* **WHAT TO DO**
Can the data below be echoed back word for word?

* **EXERCISE DATA**
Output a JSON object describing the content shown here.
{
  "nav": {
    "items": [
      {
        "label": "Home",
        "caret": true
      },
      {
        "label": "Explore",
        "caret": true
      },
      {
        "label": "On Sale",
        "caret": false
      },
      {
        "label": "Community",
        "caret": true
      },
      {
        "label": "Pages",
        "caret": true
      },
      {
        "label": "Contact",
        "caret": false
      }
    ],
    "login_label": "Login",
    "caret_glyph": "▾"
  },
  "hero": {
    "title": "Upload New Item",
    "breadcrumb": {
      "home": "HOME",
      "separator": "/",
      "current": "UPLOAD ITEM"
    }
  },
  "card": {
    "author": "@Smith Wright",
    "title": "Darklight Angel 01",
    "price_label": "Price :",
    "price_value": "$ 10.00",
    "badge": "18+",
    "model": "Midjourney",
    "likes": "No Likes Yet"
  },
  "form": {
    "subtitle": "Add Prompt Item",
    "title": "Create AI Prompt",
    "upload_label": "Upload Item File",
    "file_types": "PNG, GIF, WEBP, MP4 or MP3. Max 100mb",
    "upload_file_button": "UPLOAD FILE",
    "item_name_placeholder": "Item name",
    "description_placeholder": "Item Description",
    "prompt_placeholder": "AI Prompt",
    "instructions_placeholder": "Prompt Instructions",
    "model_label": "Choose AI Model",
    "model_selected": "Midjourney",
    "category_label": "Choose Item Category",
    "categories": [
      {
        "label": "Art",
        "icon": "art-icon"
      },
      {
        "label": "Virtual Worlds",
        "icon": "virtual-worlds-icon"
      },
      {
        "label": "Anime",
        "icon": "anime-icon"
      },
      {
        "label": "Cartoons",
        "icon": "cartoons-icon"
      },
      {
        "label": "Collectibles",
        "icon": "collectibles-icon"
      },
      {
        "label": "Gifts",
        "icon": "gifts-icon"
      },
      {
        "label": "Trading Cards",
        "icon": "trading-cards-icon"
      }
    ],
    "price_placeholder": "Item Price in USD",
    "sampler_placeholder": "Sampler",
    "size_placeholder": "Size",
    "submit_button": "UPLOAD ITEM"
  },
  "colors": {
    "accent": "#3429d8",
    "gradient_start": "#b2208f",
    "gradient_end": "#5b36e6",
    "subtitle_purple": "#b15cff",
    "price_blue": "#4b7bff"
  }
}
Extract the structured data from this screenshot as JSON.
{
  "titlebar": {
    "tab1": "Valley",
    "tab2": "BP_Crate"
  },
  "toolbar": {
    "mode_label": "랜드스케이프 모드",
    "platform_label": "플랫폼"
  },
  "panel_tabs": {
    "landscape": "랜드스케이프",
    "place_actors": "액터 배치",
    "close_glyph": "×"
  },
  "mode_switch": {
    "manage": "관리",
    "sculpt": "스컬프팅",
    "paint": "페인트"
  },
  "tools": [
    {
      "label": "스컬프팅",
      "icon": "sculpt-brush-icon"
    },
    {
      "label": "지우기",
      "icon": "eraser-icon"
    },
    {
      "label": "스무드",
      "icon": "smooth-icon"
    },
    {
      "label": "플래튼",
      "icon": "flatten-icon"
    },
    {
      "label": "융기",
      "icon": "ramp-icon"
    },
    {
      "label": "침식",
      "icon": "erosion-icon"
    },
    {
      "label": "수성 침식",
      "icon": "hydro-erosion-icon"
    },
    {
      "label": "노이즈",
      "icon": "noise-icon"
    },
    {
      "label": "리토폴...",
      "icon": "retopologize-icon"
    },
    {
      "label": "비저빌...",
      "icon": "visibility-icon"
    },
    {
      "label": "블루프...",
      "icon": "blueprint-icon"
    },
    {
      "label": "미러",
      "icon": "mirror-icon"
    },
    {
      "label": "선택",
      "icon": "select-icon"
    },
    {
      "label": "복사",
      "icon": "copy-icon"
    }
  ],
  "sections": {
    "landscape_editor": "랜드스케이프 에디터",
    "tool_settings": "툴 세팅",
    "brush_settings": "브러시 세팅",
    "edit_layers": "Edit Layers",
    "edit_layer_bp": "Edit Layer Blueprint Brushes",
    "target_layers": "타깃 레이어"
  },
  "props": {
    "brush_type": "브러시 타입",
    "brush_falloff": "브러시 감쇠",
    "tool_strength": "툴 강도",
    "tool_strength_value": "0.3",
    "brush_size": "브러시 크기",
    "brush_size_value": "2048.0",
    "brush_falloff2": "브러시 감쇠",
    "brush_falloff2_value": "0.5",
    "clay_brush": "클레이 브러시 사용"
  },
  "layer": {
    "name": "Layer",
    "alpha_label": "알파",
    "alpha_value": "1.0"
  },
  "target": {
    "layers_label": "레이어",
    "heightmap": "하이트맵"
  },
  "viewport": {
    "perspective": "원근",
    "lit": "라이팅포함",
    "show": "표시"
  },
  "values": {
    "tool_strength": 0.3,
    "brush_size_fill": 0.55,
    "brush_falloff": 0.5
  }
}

* **RESPONSE FOR THIS EXERCISE**
Output a JSON object describing the content shown here.
{
  "nav": {
    "items": [
      {
        "label": "Home",
        "caret": true
      },
      {
        "label": "Explore",
        "caret": true
      },
      {
        "label": "On Sale",
        "caret": false
      },
      {
        "label": "Community",
        "caret": true
      },
      {
        "label": "Pages",
        "caret": true
      },
      {
        "label": "Contact",
        "caret": false
      }
    ],
    "login_label": "Login",
    "caret_glyph": "▾"
  },
  "hero": {
    "title": "Upload New Item",
    "breadcrumb": {
      "home": "HOME",
      "separator": "/",
      "current": "UPLOAD ITEM"
    }
  },
  "card": {
    "author": "@Smith Wright",
    "title": "Darklight Angel 01",
    "price_label": "Price :",
    "price_value": "$ 10.00",
    "badge": "18+",
    "model": "Midjourney",
    "likes": "No Likes Yet"
  },
  "form": {
    "subtitle": "Add Prompt Item",
    "title": "Create AI Prompt",
    "upload_label": "Upload Item File",
    "file_types": "PNG, GIF, WEBP, MP4 or MP3. Max 100mb",
    "upload_file_button": "UPLOAD FILE",
    "item_name_placeholder": "Item name",
    "description_placeholder": "Item Description",
    "prompt_placeholder": "AI Prompt",
    "instructions_placeholder": "Prompt Instructions",
    "model_label": "Choose AI Model",
    "model_selected": "Midjourney",
    "category_label": "Choose Item Category",
    "categories": [
      {
        "label": "Art",
        "icon": "art-icon"
      },
      {
        "label": "Virtual Worlds",
        "icon": "virtual-worlds-icon"
      },
      {
        "label": "Anime",
        "icon": "anime-icon"
      },
      {
        "label": "Cartoons",
        "icon": "cartoons-icon"
      },
      {
        "label": "Collectibles",
        "icon": "collectibles-icon"
      },
      {
        "label": "Gifts",
        "icon": "gifts-icon"
      },
      {
        "label": "Trading Cards",
        "icon": "trading-cards-icon"
      }
    ],
    "price_placeholder": "Item Price in USD",
    "sampler_placeholder": "Sampler",
    "size_placeholder": "Size",
    "submit_button": "UPLOAD ITEM"
  },
  "colors": {
    "accent": "#3429d8",
    "gradient_start": "#b2208f",
    "gradient_end": "#5b36e6",
    "subtitle_purple": "#b15cff",
    "price_blue": "#4b7bff"
  }
}
Extract the structured data from this screenshot as JSON.
{
  "titlebar": {
    "tab1": "Valley",
    "tab2": "BP_Crate"
  },
  "toolbar": {
    "mode_label": "랜드스케이프 모드",
    "platform_label": "플랫폼"
  },
  "panel_tabs": {
    "landscape": "랜드스케이프",
    "place_actors": "액터 배치",
    "close_glyph": "×"
  },
  "mode_switch": {
    "manage": "관리",
    "sculpt": "스컬프팅",
    "paint": "페인트"
  },
  "tools": [
    {
      "label": "스컬프팅",
      "icon": "sculpt-brush-icon"
    },
    {
      "label": "지우기",
      "icon": "eraser-icon"
    },
    {
      "label": "스무드",
      "icon": "smooth-icon"
    },
    {
      "label": "플래튼",
      "icon": "flatten-icon"
    },
    {
      "label": "융기",
      "icon": "ramp-icon"
    },
    {
      "label": "침식",
      "icon": "erosion-icon"
    },
    {
      "label": "수성 침식",
      "icon": "hydro-erosion-icon"
    },
    {
      "label": "노이즈",
      "icon": "noise-icon"
    },
    {
      "label": "리토폴...",
      "icon": "retopologize-icon"
    },
    {
      "label": "비저빌...",
      "icon": "visibility-icon"
    },
    {
      "label": "블루프...",
      "icon": "blueprint-icon"
    },
    {
      "label": "미러",
      "icon": "mirror-icon"
    },
    {
      "label": "선택",
      "icon": "select-icon"
    },
    {
      "label": "복사",
      "icon": "copy-icon"
    }
  ],
  "sections": {
    "landscape_editor": "랜드스케이프 에디터",
    "tool_settings": "툴 세팅",
    "brush_settings": "브러시 세팅",
    "edit_layers": "Edit Layers",
    "edit_layer_bp": "Edit Layer Blueprint Brushes",
    "target_layers": "타깃 레이어"
  },
  "props": {
    "brush_type": "브러시 타입",
    "brush_falloff": "브러시 감쇠",
    "tool_strength": "툴 강도",
    "tool_strength_value": "0.3",
    "brush_size": "브러시 크기",
    "brush_size_value": "2048.0",
    "brush_falloff2": "브러시 감쇠",
    "brush_falloff2_value": "0.5",
    "clay_brush": "클레이 브러시 사용"
  },
  "layer": {
    "name": "Layer",
    "alpha_label": "알파",
    "alpha_value": "1.0"
  },
  "target": {
    "layers_label": "레이어",
    "heightmap": "하이트맵"
  },
  "viewport": {
    "perspective": "원근",
    "lit": "라이팅포함",
    "show": "표시"
  },
  "values": {
    "tool_strength": 0.3,
    "brush_size_fill": 0.55,
    "brush_falloff": 0.5
  }
}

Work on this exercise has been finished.